[start Record list]

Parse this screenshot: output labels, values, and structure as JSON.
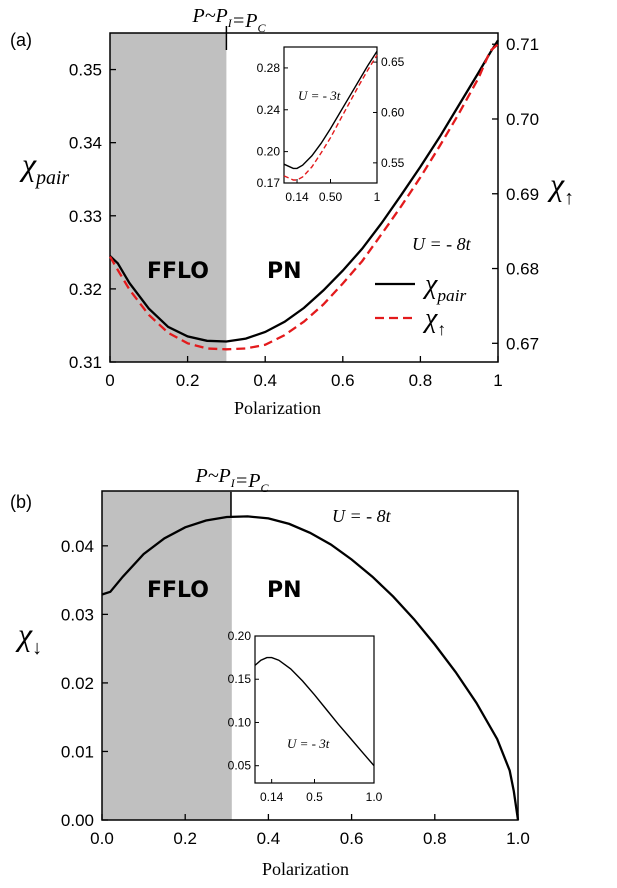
{
  "panels": {
    "a": {
      "label": "(a)",
      "transition_label": "P~P_I=P_C"
    },
    "b": {
      "label": "(b)",
      "transition_label": "P~P_I=P_C"
    }
  },
  "colors": {
    "shade": "#c0c0c0",
    "pair": "#000000",
    "up": "#e31a1c",
    "down": "#000000",
    "axes": "#000000"
  },
  "chart_data": [
    {
      "id": "panel-a",
      "type": "line",
      "xlabel": "Polarization",
      "ylabel_left": "χ_pair",
      "ylabel_right": "χ_↑",
      "xlim": [
        0,
        1
      ],
      "ylim_left": [
        0.31,
        0.355
      ],
      "ylim_right": [
        0.6675,
        0.7115
      ],
      "xticks": [
        "0",
        "0.2",
        "0.4",
        "0.6",
        "0.8",
        "1"
      ],
      "yticks_left": [
        "0.31",
        "0.32",
        "0.33",
        "0.34",
        "0.35"
      ],
      "yticks_right": [
        "0.67",
        "0.68",
        "0.69",
        "0.70",
        "0.71"
      ],
      "shaded_region": {
        "from": 0,
        "to": 0.3,
        "label": "FFLO"
      },
      "unshaded_label": "PN",
      "annotation": "U = - 8t",
      "series": [
        {
          "name": "χ_pair",
          "axis": "left",
          "style": "solid",
          "x": [
            0,
            0.02,
            0.05,
            0.1,
            0.15,
            0.2,
            0.25,
            0.3,
            0.35,
            0.4,
            0.45,
            0.5,
            0.55,
            0.6,
            0.65,
            0.7,
            0.75,
            0.8,
            0.85,
            0.9,
            0.95,
            0.98,
            1.0
          ],
          "y": [
            0.3245,
            0.3235,
            0.3208,
            0.3173,
            0.3148,
            0.3135,
            0.3129,
            0.3128,
            0.3132,
            0.3141,
            0.3155,
            0.3174,
            0.3198,
            0.3225,
            0.3255,
            0.329,
            0.3328,
            0.3367,
            0.3408,
            0.3452,
            0.3496,
            0.3523,
            0.354
          ]
        },
        {
          "name": "χ_↑",
          "axis": "right",
          "style": "dashed",
          "x": [
            0,
            0.02,
            0.05,
            0.1,
            0.15,
            0.2,
            0.25,
            0.3,
            0.35,
            0.4,
            0.45,
            0.5,
            0.55,
            0.6,
            0.65,
            0.7,
            0.75,
            0.8,
            0.85,
            0.9,
            0.95,
            0.98,
            1.0
          ],
          "y": [
            0.6816,
            0.6798,
            0.6772,
            0.6738,
            0.6714,
            0.67,
            0.6693,
            0.6692,
            0.6693,
            0.6698,
            0.6711,
            0.6729,
            0.6752,
            0.678,
            0.681,
            0.6846,
            0.6883,
            0.6922,
            0.6964,
            0.7008,
            0.7055,
            0.7091,
            0.71
          ]
        }
      ],
      "inset": {
        "annotation": "U = - 3t",
        "xticks": [
          "0.14",
          "0.50",
          "1"
        ],
        "yticks_left": [
          "0.17",
          "0.20",
          "0.24",
          "0.28"
        ],
        "yticks_right": [
          "0.55",
          "0.60",
          "0.65"
        ],
        "xlim": [
          0,
          1
        ],
        "ylim_left": [
          0.17,
          0.3
        ],
        "ylim_right": [
          0.53,
          0.665
        ],
        "series": [
          {
            "axis": "left",
            "style": "solid",
            "x": [
              0,
              0.1,
              0.14,
              0.2,
              0.3,
              0.4,
              0.5,
              0.6,
              0.7,
              0.8,
              0.9,
              1.0
            ],
            "y": [
              0.188,
              0.184,
              0.184,
              0.187,
              0.196,
              0.208,
              0.222,
              0.237,
              0.252,
              0.267,
              0.282,
              0.296
            ]
          },
          {
            "axis": "right",
            "style": "dashed",
            "x": [
              0,
              0.1,
              0.14,
              0.2,
              0.3,
              0.4,
              0.5,
              0.6,
              0.7,
              0.8,
              0.9,
              1.0
            ],
            "y": [
              0.537,
              0.533,
              0.533,
              0.536,
              0.546,
              0.56,
              0.575,
              0.592,
              0.609,
              0.626,
              0.642,
              0.657
            ]
          }
        ]
      }
    },
    {
      "id": "panel-b",
      "type": "line",
      "xlabel": "Polarization",
      "ylabel": "χ_↓",
      "xlim": [
        0,
        1
      ],
      "ylim": [
        0,
        0.048
      ],
      "xticks": [
        "0.0",
        "0.2",
        "0.4",
        "0.6",
        "0.8",
        "1.0"
      ],
      "yticks": [
        "0.00",
        "0.01",
        "0.02",
        "0.03",
        "0.04"
      ],
      "shaded_region": {
        "from": 0,
        "to": 0.3,
        "label": "FFLO"
      },
      "unshaded_label": "PN",
      "annotation": "U = - 8t",
      "series": [
        {
          "name": "χ_↓",
          "style": "solid",
          "x": [
            0,
            0.02,
            0.05,
            0.1,
            0.15,
            0.2,
            0.25,
            0.3,
            0.35,
            0.4,
            0.45,
            0.5,
            0.55,
            0.6,
            0.65,
            0.7,
            0.75,
            0.8,
            0.85,
            0.9,
            0.95,
            0.98,
            0.99,
            1.0
          ],
          "y": [
            0.0329,
            0.0333,
            0.0355,
            0.0388,
            0.0411,
            0.0427,
            0.0437,
            0.0442,
            0.0443,
            0.044,
            0.0432,
            0.0419,
            0.0402,
            0.038,
            0.0355,
            0.0326,
            0.0293,
            0.0256,
            0.0216,
            0.0171,
            0.0118,
            0.0072,
            0.0042,
            0.0
          ]
        }
      ],
      "inset": {
        "annotation": "U = - 3t",
        "xticks": [
          "0.14",
          "0.5",
          "1.0"
        ],
        "yticks": [
          "0.05",
          "0.10",
          "0.15",
          "0.20"
        ],
        "xlim": [
          0,
          1
        ],
        "ylim": [
          0.03,
          0.2
        ],
        "series": [
          {
            "style": "solid",
            "x": [
              0,
              0.05,
              0.1,
              0.14,
              0.2,
              0.3,
              0.4,
              0.5,
              0.6,
              0.7,
              0.8,
              0.9,
              1.0
            ],
            "y": [
              0.166,
              0.172,
              0.175,
              0.175,
              0.172,
              0.162,
              0.148,
              0.132,
              0.115,
              0.098,
              0.082,
              0.066,
              0.05
            ]
          }
        ]
      }
    }
  ]
}
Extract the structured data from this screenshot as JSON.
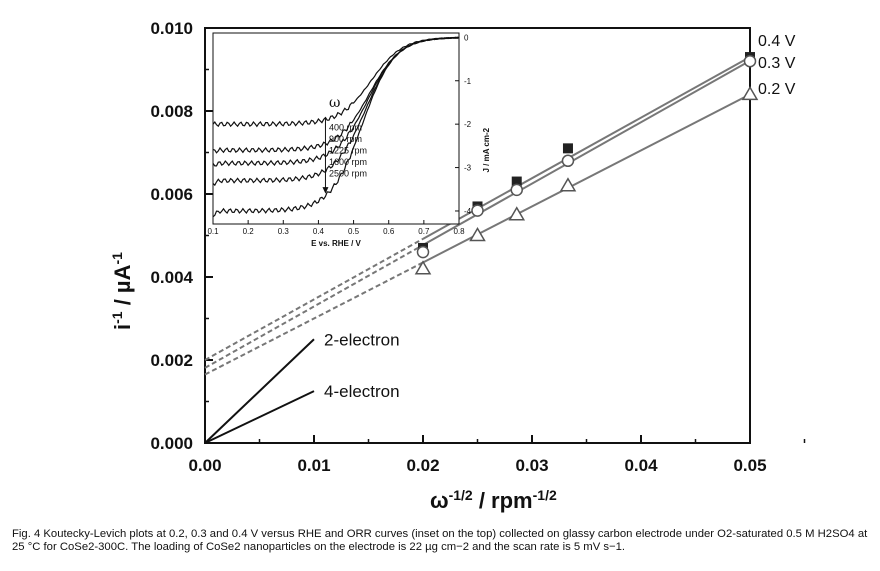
{
  "chart_data": {
    "type": "scatter",
    "xlabel": "ω-1/2 / rpm-1/2",
    "ylabel": "i-1 / µA-1",
    "xlim": [
      0.0,
      0.05
    ],
    "ylim": [
      0.0,
      0.01
    ],
    "x_ticks": [
      "0.00",
      "0.01",
      "0.02",
      "0.03",
      "0.04",
      "0.05"
    ],
    "y_ticks": [
      "0.000",
      "0.002",
      "0.004",
      "0.006",
      "0.008",
      "0.010"
    ],
    "x": [
      0.02,
      0.025,
      0.0286,
      0.0333,
      0.05
    ],
    "series": [
      {
        "name": "0.4 V",
        "marker": "filled-square",
        "color": "#222222",
        "values": [
          0.0047,
          0.0057,
          0.0063,
          0.0071,
          0.0093
        ],
        "fit": {
          "intercept": 0.002,
          "slope": 0.146
        }
      },
      {
        "name": "0.3 V",
        "marker": "open-circle",
        "color": "#555555",
        "values": [
          0.0046,
          0.0056,
          0.0061,
          0.0068,
          0.0092
        ],
        "fit": {
          "intercept": 0.00181,
          "slope": 0.148
        }
      },
      {
        "name": "0.2 V",
        "marker": "open-triangle",
        "color": "#555555",
        "values": [
          0.0042,
          0.005,
          0.0055,
          0.0062,
          0.0084
        ],
        "fit": {
          "intercept": 0.00165,
          "slope": 0.135
        }
      }
    ],
    "reference_lines": [
      {
        "name": "2-electron",
        "x": [
          0.0,
          0.01
        ],
        "y": [
          0.0,
          0.0025
        ]
      },
      {
        "name": "4-electron",
        "x": [
          0.0,
          0.01
        ],
        "y": [
          0.0,
          0.00125
        ]
      }
    ],
    "inset": {
      "xlabel": "E vs. RHE / V",
      "ylabel": "J / mA cm-2",
      "xlim": [
        0.1,
        0.8
      ],
      "ylim": [
        -4.3,
        0.1
      ],
      "x_ticks": [
        "0.1",
        "0.2",
        "0.3",
        "0.4",
        "0.5",
        "0.6",
        "0.7",
        "0.8"
      ],
      "y_ticks": [
        "0",
        "-1",
        "-2",
        "-3",
        "-4"
      ],
      "legend_title": "ω",
      "legend": [
        "400 rpm",
        "900 rpm",
        "1225 rpm",
        "1600 rpm",
        "2500 rpm"
      ],
      "curves": [
        {
          "name": "400 rpm",
          "plateau": -2.0,
          "e_half": 0.55,
          "width": 0.045
        },
        {
          "name": "900 rpm",
          "plateau": -2.6,
          "e_half": 0.545,
          "width": 0.045
        },
        {
          "name": "1225 rpm",
          "plateau": -2.9,
          "e_half": 0.54,
          "width": 0.045
        },
        {
          "name": "1600 rpm",
          "plateau": -3.3,
          "e_half": 0.535,
          "width": 0.045
        },
        {
          "name": "2500 rpm",
          "plateau": -4.0,
          "e_half": 0.525,
          "width": 0.045
        }
      ]
    }
  },
  "caption": {
    "text": "Fig. 4  Koutecky-Levich plots at 0.2, 0.3 and 0.4 V versus RHE and ORR curves (inset on the top) collected on glassy carbon electrode under O2-saturated 0.5 M H2SO4 at 25 °C for CoSe2-300C. The loading of CoSe2 nanoparticles on the electrode is 22 µg cm−2 and the scan rate is 5 mV s−1."
  }
}
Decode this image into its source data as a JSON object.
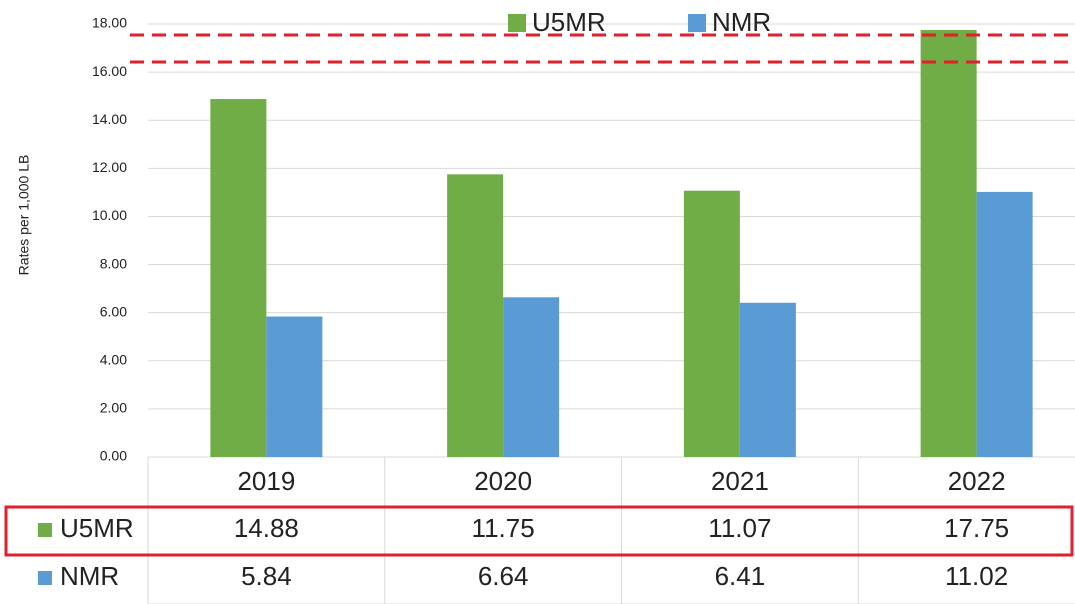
{
  "chart_data": {
    "type": "bar",
    "y_label": "Rates per 1,000 LB",
    "categories": [
      "2019",
      "2020",
      "2021",
      "2022"
    ],
    "series": [
      {
        "name": "U5MR",
        "color": "#70ad47",
        "values": [
          14.88,
          11.75,
          11.07,
          17.75
        ]
      },
      {
        "name": "NMR",
        "color": "#5b9bd5",
        "values": [
          5.84,
          6.64,
          6.41,
          11.02
        ]
      }
    ],
    "ylim": [
      0,
      18
    ],
    "yticks": [
      {
        "value": 0,
        "label": "0.00"
      },
      {
        "value": 2,
        "label": "2.00"
      },
      {
        "value": 4,
        "label": "4.00"
      },
      {
        "value": 6,
        "label": "6.00"
      },
      {
        "value": 8,
        "label": "8.00"
      },
      {
        "value": 10,
        "label": "10.00"
      },
      {
        "value": 12,
        "label": "12.00"
      },
      {
        "value": 14,
        "label": "14.00"
      },
      {
        "value": 16,
        "label": "16.00"
      },
      {
        "value": 18,
        "label": "18.00"
      }
    ],
    "grid": true,
    "legend": "top"
  }
}
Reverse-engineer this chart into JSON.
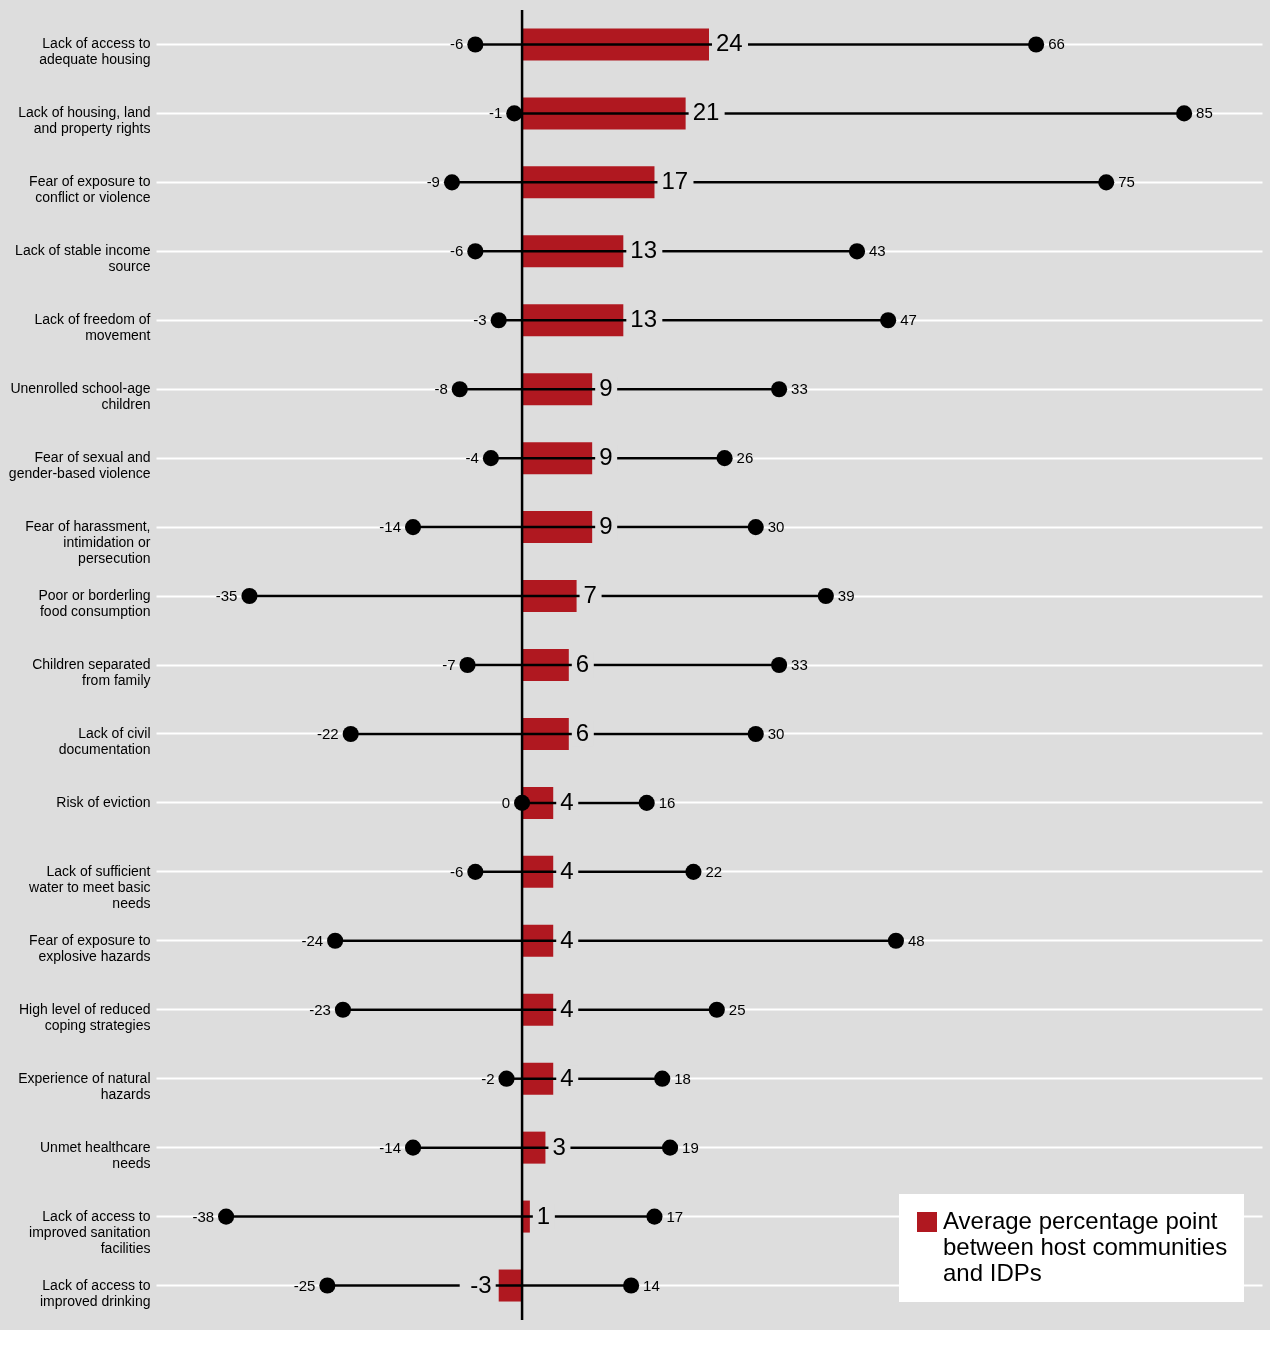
{
  "chart_data": {
    "type": "bar",
    "orientation": "horizontal",
    "data_labels": true,
    "grid": "y",
    "legend": "bottom right",
    "marker": "circle",
    "categories": [
      "Lack of access to adequate housing",
      "Lack of housing, land and property rights",
      "Fear of exposure to conflict or violence",
      "Lack of stable income source",
      "Lack of freedom of movement",
      "Unenrolled school-age children",
      "Fear of sexual and gender-based violence",
      "Fear of harassment, intimidation or persecution",
      "Poor or borderling food consumption",
      "Children separated from family",
      "Lack of civil documentation",
      "Risk of eviction",
      "Lack of sufficient water to meet basic needs",
      "Fear of exposure to explosive hazards",
      "High level of reduced coping strategies",
      "Experience of natural hazards",
      "Unmet healthcare needs",
      "Lack of access to improved sanitation facilities",
      "Lack of access to improved drinking"
    ],
    "series": [
      {
        "type": "lollipop",
        "color": "#000000",
        "values": [
          66,
          85,
          75,
          43,
          47,
          33,
          26,
          30,
          39,
          33,
          30,
          16,
          22,
          48,
          25,
          18,
          19,
          17,
          14
        ]
      },
      {
        "type": "lollipop",
        "color": "#000000",
        "values": [
          -6,
          -1,
          -9,
          -6,
          -3,
          -8,
          -4,
          -14,
          -35,
          -7,
          -22,
          0,
          -6,
          -24,
          -23,
          -2,
          -14,
          -38,
          -25
        ]
      },
      {
        "name": "Average percentage point between host communities and IDPs",
        "color": "#b01820",
        "values": [
          24,
          21,
          17,
          13,
          13,
          9,
          9,
          9,
          7,
          6,
          6,
          4,
          4,
          4,
          4,
          4,
          3,
          1,
          -3
        ]
      }
    ],
    "ref_lines": [
      {
        "axis": "x",
        "value": 0,
        "color": "#000000"
      }
    ]
  }
}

[end Record list]

• **What to do**
Take every line from the records above that has the word "housing" and copy it.

• **Solution below**
      "Lack of access to adequate housing",
      "Lack of housing, land and property rights",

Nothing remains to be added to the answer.